* **Written instruction**
Gather up the lines that contain "this".

* BEGIN *

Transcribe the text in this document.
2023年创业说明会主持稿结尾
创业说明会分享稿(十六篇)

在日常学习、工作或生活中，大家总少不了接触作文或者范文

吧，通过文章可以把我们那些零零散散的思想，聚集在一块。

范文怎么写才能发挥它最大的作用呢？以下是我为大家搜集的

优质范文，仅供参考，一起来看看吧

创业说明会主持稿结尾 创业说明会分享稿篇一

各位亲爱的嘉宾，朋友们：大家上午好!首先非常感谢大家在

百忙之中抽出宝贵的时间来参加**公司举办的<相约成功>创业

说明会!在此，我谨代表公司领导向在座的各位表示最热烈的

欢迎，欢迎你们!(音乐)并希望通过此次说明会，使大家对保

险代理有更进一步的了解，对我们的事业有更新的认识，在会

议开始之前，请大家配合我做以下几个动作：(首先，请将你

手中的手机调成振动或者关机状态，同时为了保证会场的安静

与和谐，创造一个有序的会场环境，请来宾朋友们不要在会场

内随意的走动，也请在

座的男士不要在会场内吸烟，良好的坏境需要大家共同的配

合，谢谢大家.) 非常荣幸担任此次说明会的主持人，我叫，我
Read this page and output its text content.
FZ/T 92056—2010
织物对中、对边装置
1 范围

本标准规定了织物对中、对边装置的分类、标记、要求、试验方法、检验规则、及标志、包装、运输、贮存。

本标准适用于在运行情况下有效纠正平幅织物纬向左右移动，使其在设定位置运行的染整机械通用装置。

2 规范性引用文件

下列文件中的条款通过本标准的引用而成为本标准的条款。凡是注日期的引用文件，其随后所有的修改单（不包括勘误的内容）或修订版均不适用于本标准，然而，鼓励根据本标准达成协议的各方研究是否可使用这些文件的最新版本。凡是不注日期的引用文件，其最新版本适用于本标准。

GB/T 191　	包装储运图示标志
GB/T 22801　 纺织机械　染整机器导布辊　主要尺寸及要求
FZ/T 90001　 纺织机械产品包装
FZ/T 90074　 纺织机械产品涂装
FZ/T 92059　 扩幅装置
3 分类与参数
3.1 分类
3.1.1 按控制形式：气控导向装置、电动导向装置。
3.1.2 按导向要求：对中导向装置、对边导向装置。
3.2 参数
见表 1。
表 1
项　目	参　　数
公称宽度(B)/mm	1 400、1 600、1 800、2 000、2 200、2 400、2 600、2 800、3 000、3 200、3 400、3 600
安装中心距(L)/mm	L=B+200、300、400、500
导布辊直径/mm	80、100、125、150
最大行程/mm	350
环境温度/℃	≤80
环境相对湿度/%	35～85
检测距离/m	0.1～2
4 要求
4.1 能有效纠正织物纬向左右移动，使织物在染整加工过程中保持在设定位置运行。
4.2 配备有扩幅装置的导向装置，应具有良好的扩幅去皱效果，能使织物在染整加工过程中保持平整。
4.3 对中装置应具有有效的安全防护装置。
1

* END *

* **Result of the exercise**
Transcribe the text in this document.
Read this page and output its text content.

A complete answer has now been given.